Stored items from a collection:
____
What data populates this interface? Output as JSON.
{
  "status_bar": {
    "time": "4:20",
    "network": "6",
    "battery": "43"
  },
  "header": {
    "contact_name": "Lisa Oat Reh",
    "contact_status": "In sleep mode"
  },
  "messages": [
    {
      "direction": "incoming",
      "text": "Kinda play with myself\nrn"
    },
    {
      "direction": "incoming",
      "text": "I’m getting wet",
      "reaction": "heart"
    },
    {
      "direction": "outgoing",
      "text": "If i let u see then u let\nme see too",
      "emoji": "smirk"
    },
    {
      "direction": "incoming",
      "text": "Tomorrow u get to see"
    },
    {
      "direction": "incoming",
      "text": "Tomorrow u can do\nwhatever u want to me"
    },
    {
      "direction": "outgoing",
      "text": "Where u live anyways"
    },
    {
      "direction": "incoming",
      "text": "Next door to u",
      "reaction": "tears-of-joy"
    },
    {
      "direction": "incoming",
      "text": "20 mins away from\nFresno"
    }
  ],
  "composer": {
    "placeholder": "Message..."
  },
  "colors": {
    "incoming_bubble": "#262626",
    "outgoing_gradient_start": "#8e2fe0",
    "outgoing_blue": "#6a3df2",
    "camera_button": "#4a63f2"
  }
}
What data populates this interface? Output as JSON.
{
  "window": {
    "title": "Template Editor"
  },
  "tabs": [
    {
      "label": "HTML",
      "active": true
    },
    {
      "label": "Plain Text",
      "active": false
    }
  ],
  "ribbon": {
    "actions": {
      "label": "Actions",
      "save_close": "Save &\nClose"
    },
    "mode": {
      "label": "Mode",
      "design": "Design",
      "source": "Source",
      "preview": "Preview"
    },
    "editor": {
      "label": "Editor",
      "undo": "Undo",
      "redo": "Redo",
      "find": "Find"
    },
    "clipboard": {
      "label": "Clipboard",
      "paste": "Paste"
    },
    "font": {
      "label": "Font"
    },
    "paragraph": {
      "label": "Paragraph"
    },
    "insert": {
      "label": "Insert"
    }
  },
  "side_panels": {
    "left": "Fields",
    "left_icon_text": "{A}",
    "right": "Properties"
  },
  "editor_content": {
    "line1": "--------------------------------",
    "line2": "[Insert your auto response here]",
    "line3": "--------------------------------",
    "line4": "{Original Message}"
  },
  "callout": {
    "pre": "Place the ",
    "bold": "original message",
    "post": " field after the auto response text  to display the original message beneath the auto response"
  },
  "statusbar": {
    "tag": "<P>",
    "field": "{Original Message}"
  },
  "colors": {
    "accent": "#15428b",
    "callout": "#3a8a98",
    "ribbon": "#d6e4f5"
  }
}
____
What needs to be done:
Using the data above, reproduce every line exactly.

The result:
What data populates this interface? Output as JSON.
{
  "status_bar": {
    "time": "4:20",
    "network": "6",
    "battery": "43"
  },
  "header": {
    "contact_name": "Lisa Oat Reh",
    "contact_status": "In sleep mode"
  },
  "messages": [
    {
      "direction": "incoming",
      "text": "Kinda play with myself\nrn"
    },
    {
      "direction": "incoming",
      "text": "I’m getting wet",
      "reaction": "heart"
    },
    {
      "direction": "outgoing",
      "text": "If i let u see then u let\nme see too",
      "emoji": "smirk"
    },
    {
      "direction": "incoming",
      "text": "Tomorrow u get to see"
    },
    {
      "direction": "incoming",
      "text": "Tomorrow u can do\nwhatever u want to me"
    },
    {
      "direction": "outgoing",
      "text": "Where u live anyways"
    },
    {
      "direction": "incoming",
      "text": "Next door to u",
      "reaction": "tears-of-joy"
    },
    {
      "direction": "incoming",
      "text": "20 mins away from\nFresno"
    }
  ],
  "composer": {
    "placeholder": "Message..."
  },
  "colors": {
    "incoming_bubble": "#262626",
    "outgoing_gradient_start": "#8e2fe0",
    "outgoing_blue": "#6a3df2",
    "camera_button": "#4a63f2"
  }
}
What data populates this interface? Output as JSON.
{
  "window": {
    "title": "Template Editor"
  },
  "tabs": [
    {
      "label": "HTML",
      "active": true
    },
    {
      "label": "Plain Text",
      "active": false
    }
  ],
  "ribbon": {
    "actions": {
      "label": "Actions",
      "save_close": "Save &\nClose"
    },
    "mode": {
      "label": "Mode",
      "design": "Design",
      "source": "Source",
      "preview": "Preview"
    },
    "editor": {
      "label": "Editor",
      "undo": "Undo",
      "redo": "Redo",
      "find": "Find"
    },
    "clipboard": {
      "label": "Clipboard",
      "paste": "Paste"
    },
    "font": {
      "label": "Font"
    },
    "paragraph": {
      "label": "Paragraph"
    },
    "insert": {
      "label": "Insert"
    }
  },
  "side_panels": {
    "left": "Fields",
    "left_icon_text": "{A}",
    "right": "Properties"
  },
  "editor_content": {
    "line1": "--------------------------------",
    "line2": "[Insert your auto response here]",
    "line3": "--------------------------------",
    "line4": "{Original Message}"
  },
  "callout": {
    "pre": "Place the ",
    "bold": "original message",
    "post": " field after the auto response text  to display the original message beneath the auto response"
  },
  "statusbar": {
    "tag": "<P>",
    "field": "{Original Message}"
  },
  "colors": {
    "accent": "#15428b",
    "callout": "#3a8a98",
    "ribbon": "#d6e4f5"
  }
}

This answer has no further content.